Items from a data source:
+ + + + + + +

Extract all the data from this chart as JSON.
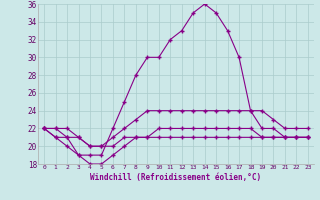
{
  "xlabel": "Windchill (Refroidissement éolien,°C)",
  "xlim": [
    -0.5,
    23.5
  ],
  "ylim": [
    18,
    36
  ],
  "yticks": [
    18,
    20,
    22,
    24,
    26,
    28,
    30,
    32,
    34,
    36
  ],
  "xticks": [
    0,
    1,
    2,
    3,
    4,
    5,
    6,
    7,
    8,
    9,
    10,
    11,
    12,
    13,
    14,
    15,
    16,
    17,
    18,
    19,
    20,
    21,
    22,
    23
  ],
  "background_color": "#cce8e8",
  "line_color": "#880088",
  "grid_color": "#aacccc",
  "lines": [
    {
      "x": [
        0,
        1,
        2,
        3,
        4,
        5,
        6,
        7,
        8,
        9,
        10,
        11,
        12,
        13,
        14,
        15,
        16,
        17,
        18,
        19,
        20,
        21,
        22,
        23
      ],
      "y": [
        22,
        21,
        21,
        19,
        19,
        19,
        22,
        25,
        28,
        30,
        30,
        32,
        33,
        35,
        36,
        35,
        33,
        30,
        24,
        22,
        22,
        21,
        21,
        21
      ]
    },
    {
      "x": [
        0,
        1,
        2,
        3,
        4,
        5,
        6,
        7,
        8,
        9,
        10,
        11,
        12,
        13,
        14,
        15,
        16,
        17,
        18,
        19,
        20,
        21,
        22,
        23
      ],
      "y": [
        22,
        22,
        22,
        21,
        20,
        20,
        21,
        22,
        23,
        24,
        24,
        24,
        24,
        24,
        24,
        24,
        24,
        24,
        24,
        24,
        23,
        22,
        22,
        22
      ]
    },
    {
      "x": [
        0,
        1,
        2,
        3,
        4,
        5,
        6,
        7,
        8,
        9,
        10,
        11,
        12,
        13,
        14,
        15,
        16,
        17,
        18,
        19,
        20,
        21,
        22,
        23
      ],
      "y": [
        22,
        22,
        21,
        21,
        20,
        20,
        20,
        21,
        21,
        21,
        22,
        22,
        22,
        22,
        22,
        22,
        22,
        22,
        22,
        21,
        21,
        21,
        21,
        21
      ]
    },
    {
      "x": [
        0,
        1,
        2,
        3,
        4,
        5,
        6,
        7,
        8,
        9,
        10,
        11,
        12,
        13,
        14,
        15,
        16,
        17,
        18,
        19,
        20,
        21,
        22,
        23
      ],
      "y": [
        22,
        21,
        20,
        19,
        18,
        18,
        19,
        20,
        21,
        21,
        21,
        21,
        21,
        21,
        21,
        21,
        21,
        21,
        21,
        21,
        21,
        21,
        21,
        21
      ]
    }
  ]
}
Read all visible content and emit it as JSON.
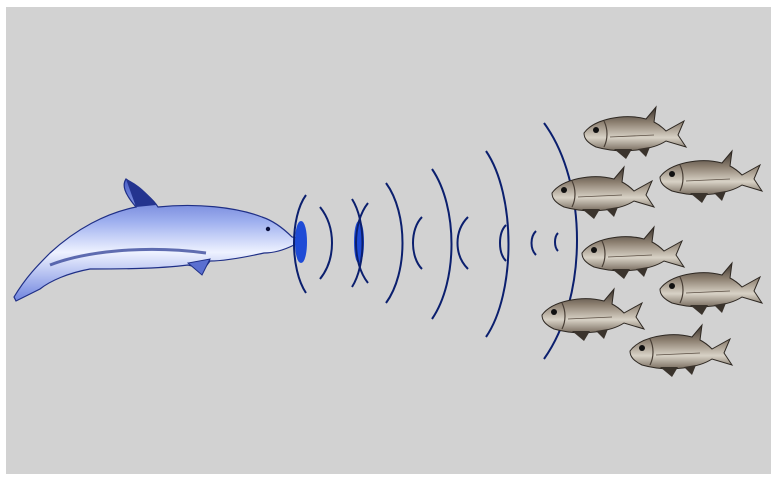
{
  "scene": {
    "subject": "dolphin-echolocation",
    "colors": {
      "background": "#d2d2d2",
      "border": "#ffffff",
      "wave": "#0b1f6e",
      "pulse": "#1e4bd6",
      "dolphin_light": "#eef2ff",
      "dolphin_mid": "#7f95e6",
      "dolphin_dark": "#24348f",
      "fish_body": "#8c7f70",
      "fish_dark": "#3a332c",
      "fish_light": "#d8d2c6"
    },
    "icons": [
      "dolphin-icon",
      "fish-icon",
      "sound-wave-icon"
    ],
    "fish_count": 7
  }
}
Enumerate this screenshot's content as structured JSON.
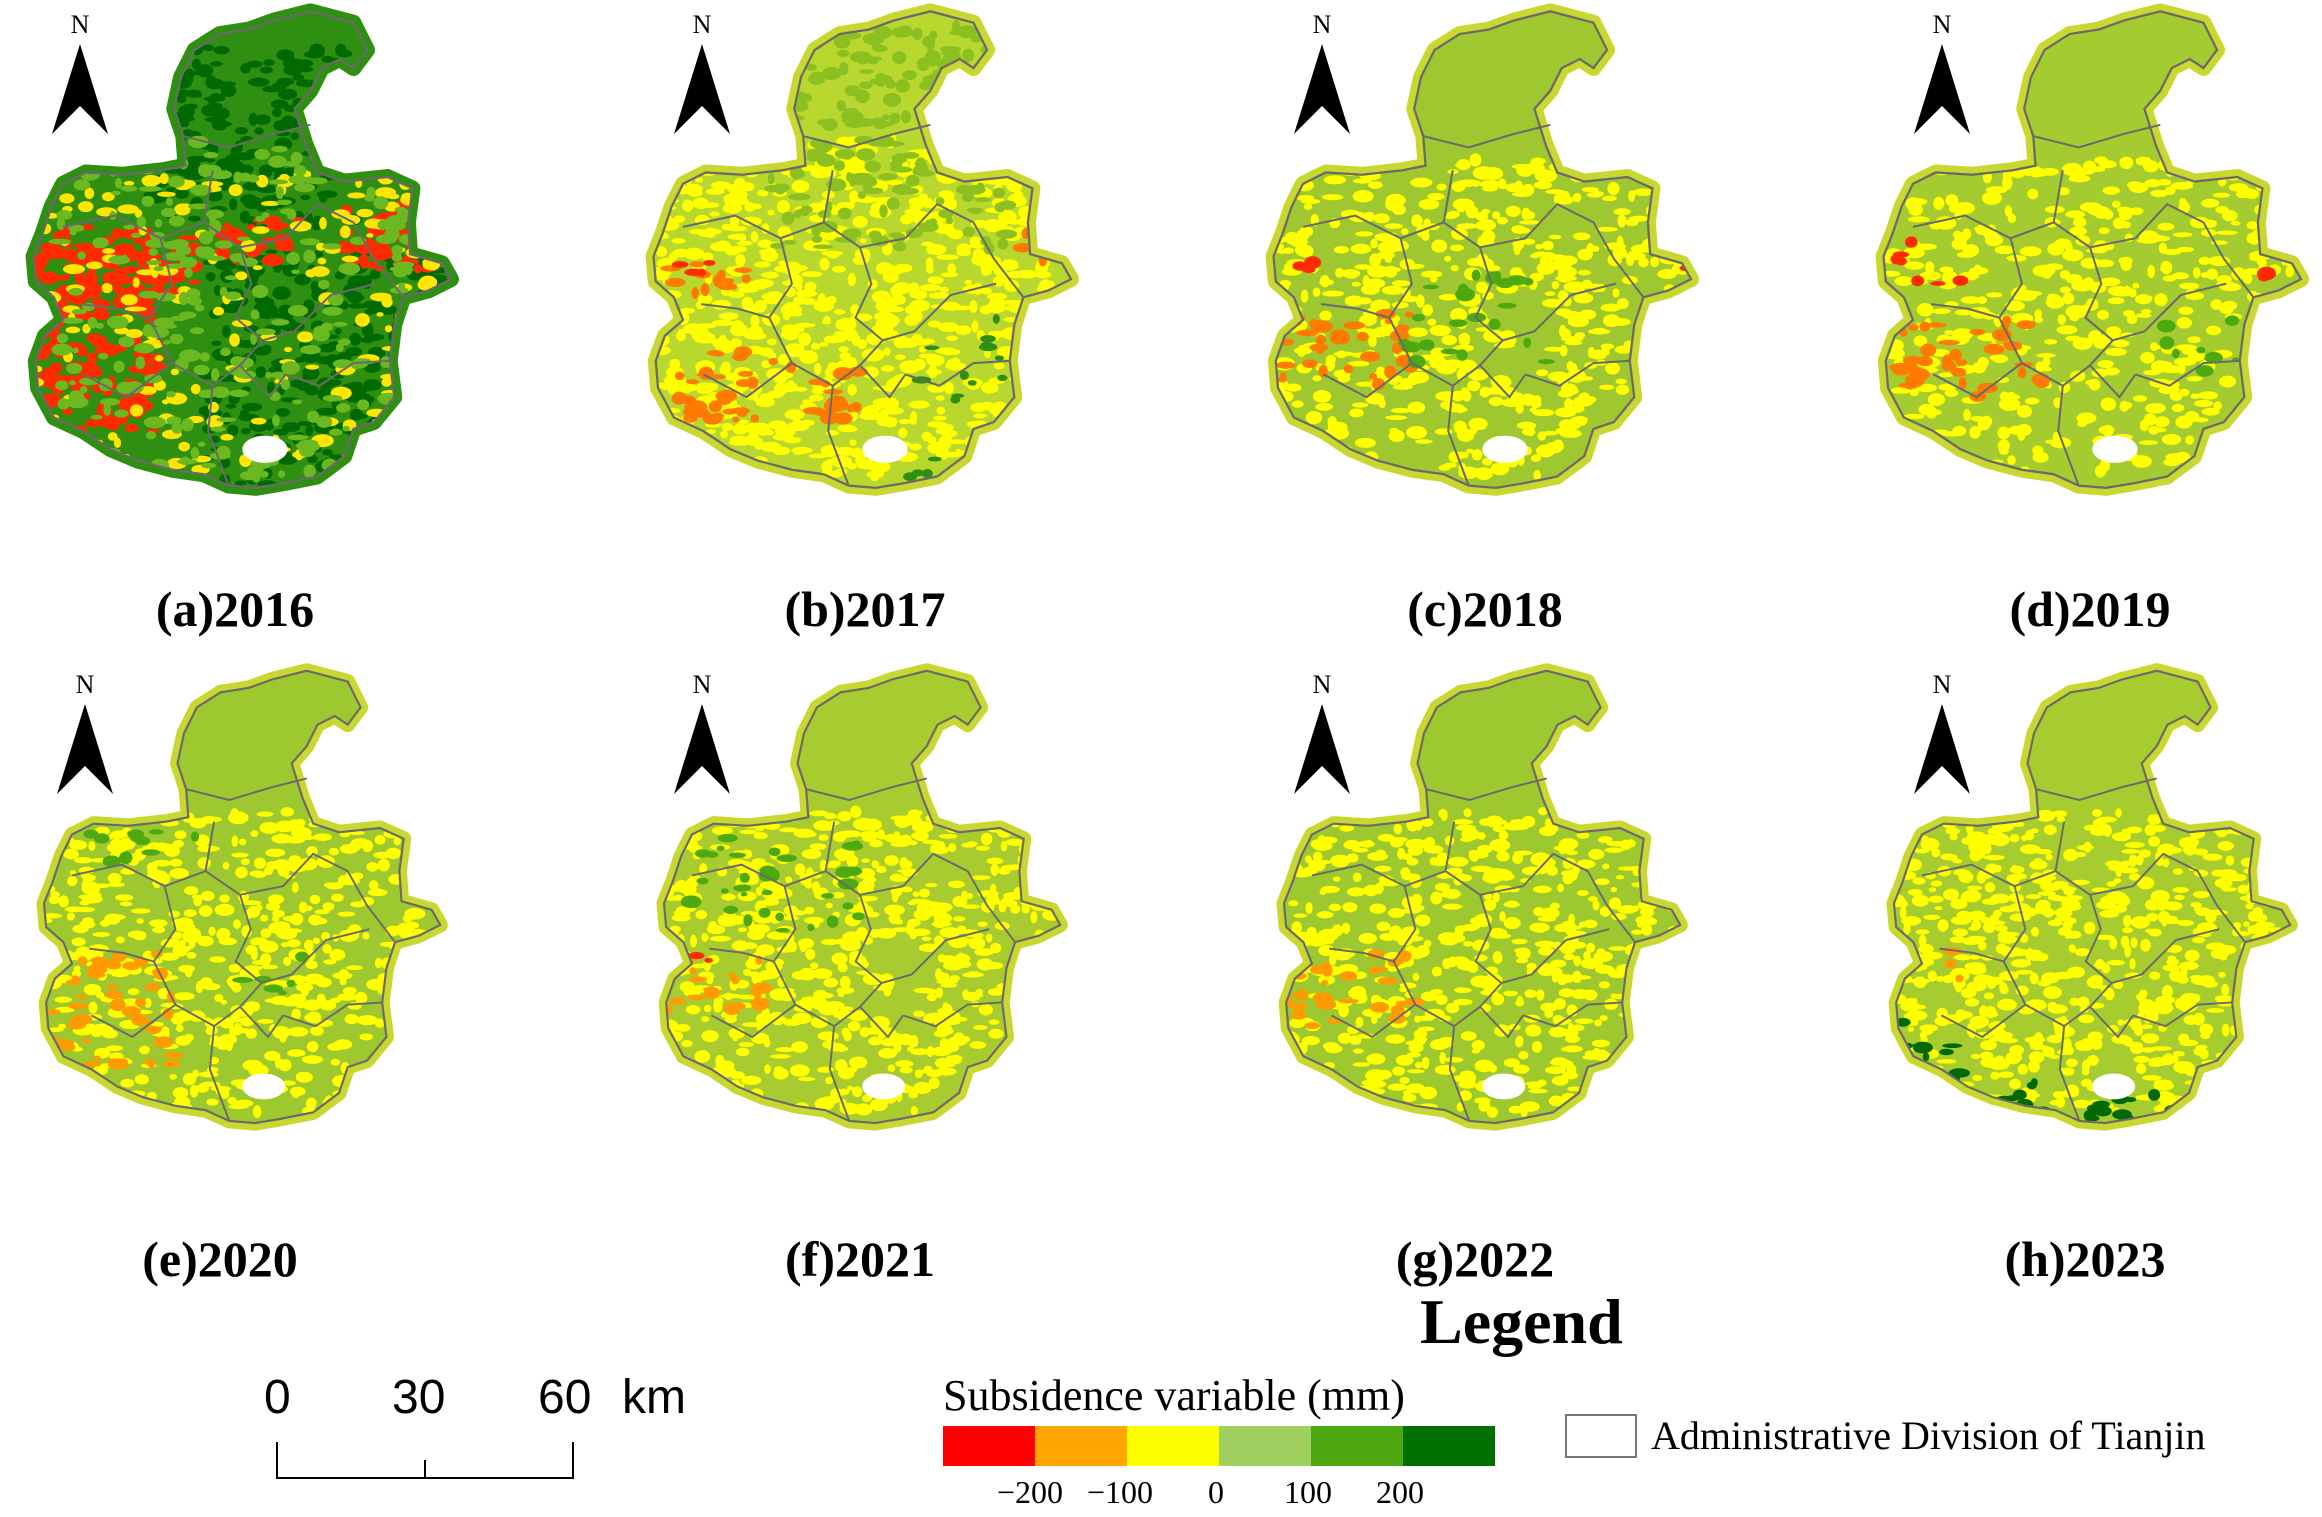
{
  "panels": [
    {
      "label": "(a)2016",
      "scheme": "2016"
    },
    {
      "label": "(b)2017",
      "scheme": "2017"
    },
    {
      "label": "(c)2018",
      "scheme": "2018"
    },
    {
      "label": "(d)2019",
      "scheme": "2019"
    },
    {
      "label": "(e)2020",
      "scheme": "2020"
    },
    {
      "label": "(f)2021",
      "scheme": "2021"
    },
    {
      "label": "(g)2022",
      "scheme": "2022"
    },
    {
      "label": "(h)2023",
      "scheme": "2023"
    }
  ],
  "north_label": "N",
  "legend": {
    "title": "Legend",
    "colorbar_title": "Subsidence variable (mm)",
    "colors": [
      "#ff0000",
      "#ffa500",
      "#ffff00",
      "#a0d060",
      "#4ea810",
      "#007000"
    ],
    "ticks": [
      "−200",
      "−100",
      "0",
      "100",
      "200"
    ],
    "boundary_label": "Administrative Division of Tianjin"
  },
  "scalebar": {
    "labels": [
      "0",
      "30",
      "60"
    ],
    "unit": "km"
  }
}
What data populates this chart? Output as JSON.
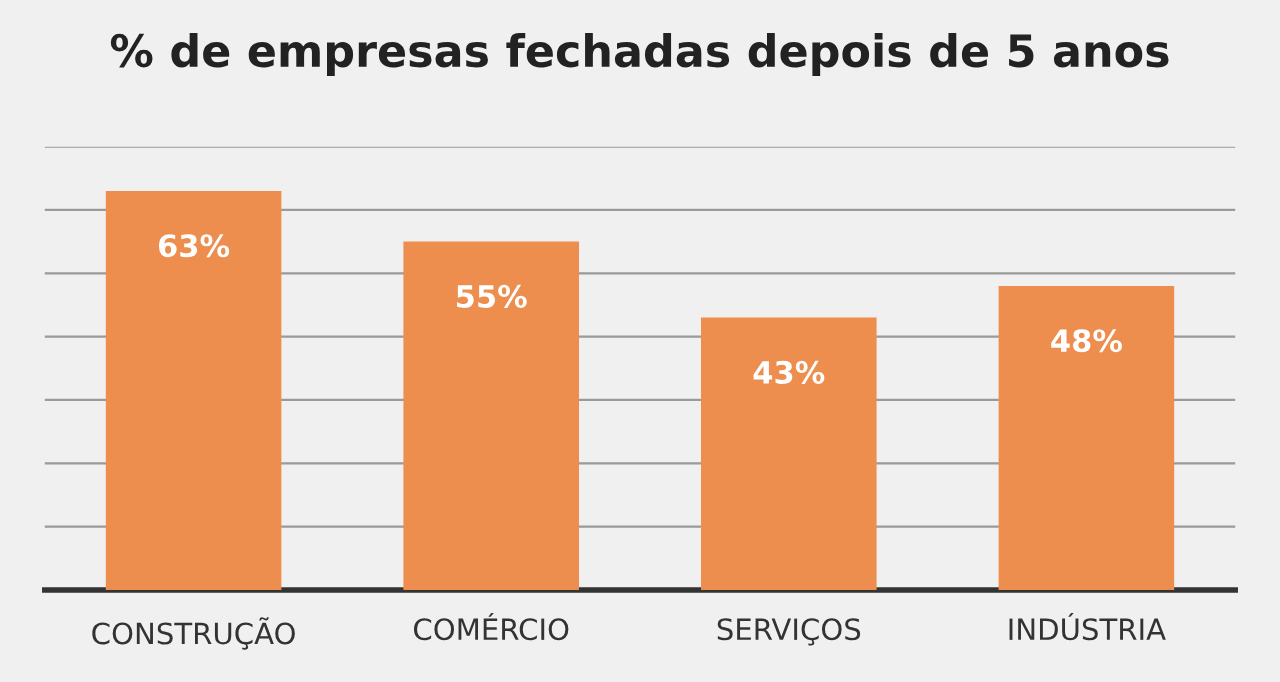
{
  "chart_data": {
    "type": "bar",
    "title": "% de empresas fechadas depois de 5 anos",
    "categories": [
      "CONSTRUÇÃO",
      "COMÉRCIO",
      "SERVIÇOS",
      "INDÚSTRIA"
    ],
    "values": [
      63,
      55,
      43,
      48
    ],
    "value_labels": [
      "63%",
      "55%",
      "43%",
      "48%"
    ],
    "color": "#ed8d4e",
    "ylim": [
      0,
      70
    ],
    "yticks": [
      {
        "value": 10,
        "label": null
      },
      {
        "value": 20,
        "label": null
      },
      {
        "value": 30,
        "label": null
      },
      {
        "value": 40,
        "label": null
      },
      {
        "value": 50,
        "label": null
      },
      {
        "value": 60,
        "label": null
      },
      {
        "value": 70,
        "label": null
      }
    ],
    "grid": "y",
    "tick_labels": "x",
    "legend": false
  }
}
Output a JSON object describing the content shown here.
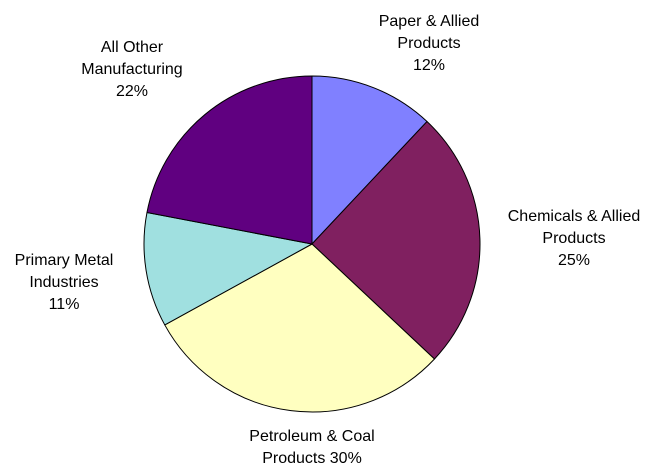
{
  "chart_data": {
    "type": "pie",
    "start": "12 o'clock",
    "direction": "clockwise",
    "slices": [
      {
        "name": "Paper & Allied Products",
        "value": 12,
        "label_lines": [
          "Paper & Allied",
          "Products",
          "12%"
        ],
        "color": "#8080ff"
      },
      {
        "name": "Chemicals & Allied Products",
        "value": 25,
        "label_lines": [
          "Chemicals & Allied",
          "Products",
          "25%"
        ],
        "color": "#802060"
      },
      {
        "name": "Petroleum & Coal Products",
        "value": 30,
        "label_lines": [
          "Petroleum & Coal",
          "Products 30%"
        ],
        "color": "#ffffc0"
      },
      {
        "name": "Primary Metal Industries",
        "value": 11,
        "label_lines": [
          "Primary Metal",
          "Industries",
          "11%"
        ],
        "color": "#a0e0e0"
      },
      {
        "name": "All Other Manufacturing",
        "value": 22,
        "label_lines": [
          "All Other",
          "Manufacturing",
          "22%"
        ],
        "color": "#600080"
      }
    ]
  }
}
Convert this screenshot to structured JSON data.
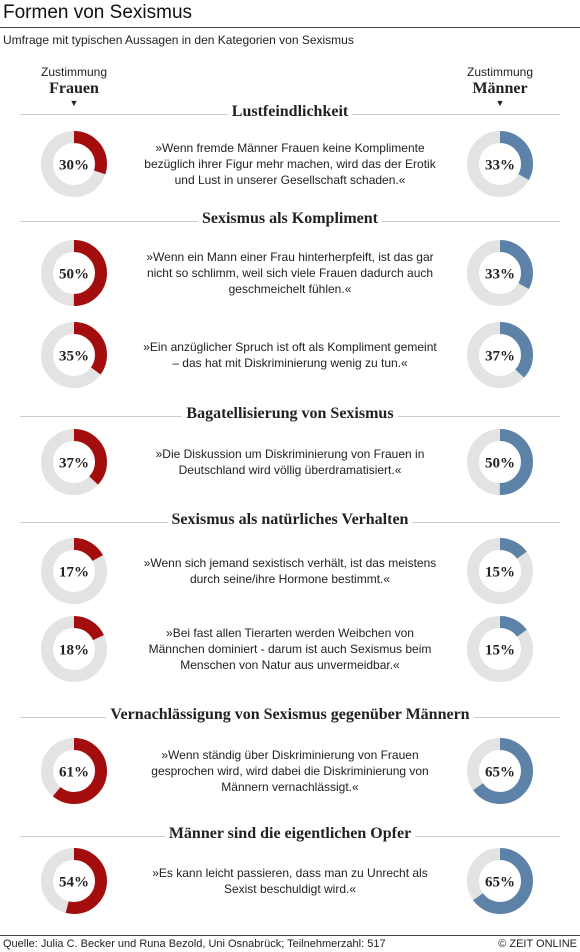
{
  "header": {
    "title": "Formen von Sexismus",
    "subtitle": "Umfrage mit typischen Aussagen in den Kategorien von Sexismus"
  },
  "columns": {
    "women": {
      "line1": "Zustimmung",
      "line2": "Frauen",
      "arrow": "▼"
    },
    "men": {
      "line1": "Zustimmung",
      "line2": "Männer",
      "arrow": "▼"
    }
  },
  "colors": {
    "women": "#a30d0d",
    "men": "#5c82a8",
    "track": "#e3e3e3"
  },
  "chart_data": {
    "type": "donut",
    "series": [
      {
        "name": "Frauen"
      },
      {
        "name": "Männer"
      }
    ],
    "categories": [
      {
        "title": "Lustfeindlichkeit",
        "items": [
          {
            "statement": "»Wenn fremde Männer Frauen keine Komplimente bezüglich ihrer Figur mehr machen, wird das der Erotik und Lust in unserer Gesellschaft schaden.«",
            "women": 30,
            "men": 33
          }
        ]
      },
      {
        "title": "Sexismus als Kompliment",
        "items": [
          {
            "statement": "»Wenn ein Mann einer Frau hinterherpfeift, ist das gar nicht so schlimm, weil sich viele Frauen dadurch auch geschmeichelt fühlen.«",
            "women": 50,
            "men": 33
          },
          {
            "statement": "»Ein anzüglicher Spruch ist oft als Kompliment gemeint – das hat mit Diskriminierung wenig zu tun.«",
            "women": 35,
            "men": 37
          }
        ]
      },
      {
        "title": "Bagatellisierung von Sexismus",
        "items": [
          {
            "statement": "»Die Diskussion um Diskriminierung von Frauen in Deutschland wird völlig überdramatisiert.«",
            "women": 37,
            "men": 50
          }
        ]
      },
      {
        "title": "Sexismus als natürliches Verhalten",
        "items": [
          {
            "statement": "»Wenn sich jemand sexistisch verhält, ist das meistens durch seine/ihre Hormone bestimmt.«",
            "women": 17,
            "men": 15
          },
          {
            "statement": "»Bei fast allen Tierarten werden Weibchen von Männchen dominiert - darum ist auch Sexismus beim Menschen von Natur aus unvermeidbar.«",
            "women": 18,
            "men": 15
          }
        ]
      },
      {
        "title": "Vernachlässigung von Sexismus gegenüber Männern",
        "items": [
          {
            "statement": "»Wenn ständig über Diskriminierung von Frauen gesprochen wird, wird dabei die Diskriminierung von Männern vernachlässigt.«",
            "women": 61,
            "men": 65
          }
        ]
      },
      {
        "title": "Männer sind die eigentlichen Opfer",
        "items": [
          {
            "statement": "»Es kann leicht passieren, dass man zu Unrecht als Sexist beschuldigt wird.«",
            "women": 54,
            "men": 65
          }
        ]
      }
    ]
  },
  "footer": {
    "source": "Quelle: Julia C. Becker und Runa Bezold, Uni Osnabrück; Teilnehmerzahl: 517",
    "brand": "© ZEIT ONLINE"
  }
}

+ + + + + + +

* Required work
Every line in the data above that contains "Paper" needs to be copied.

* Task output
        "name": "Paper & Allied Products",
          "Paper & Allied",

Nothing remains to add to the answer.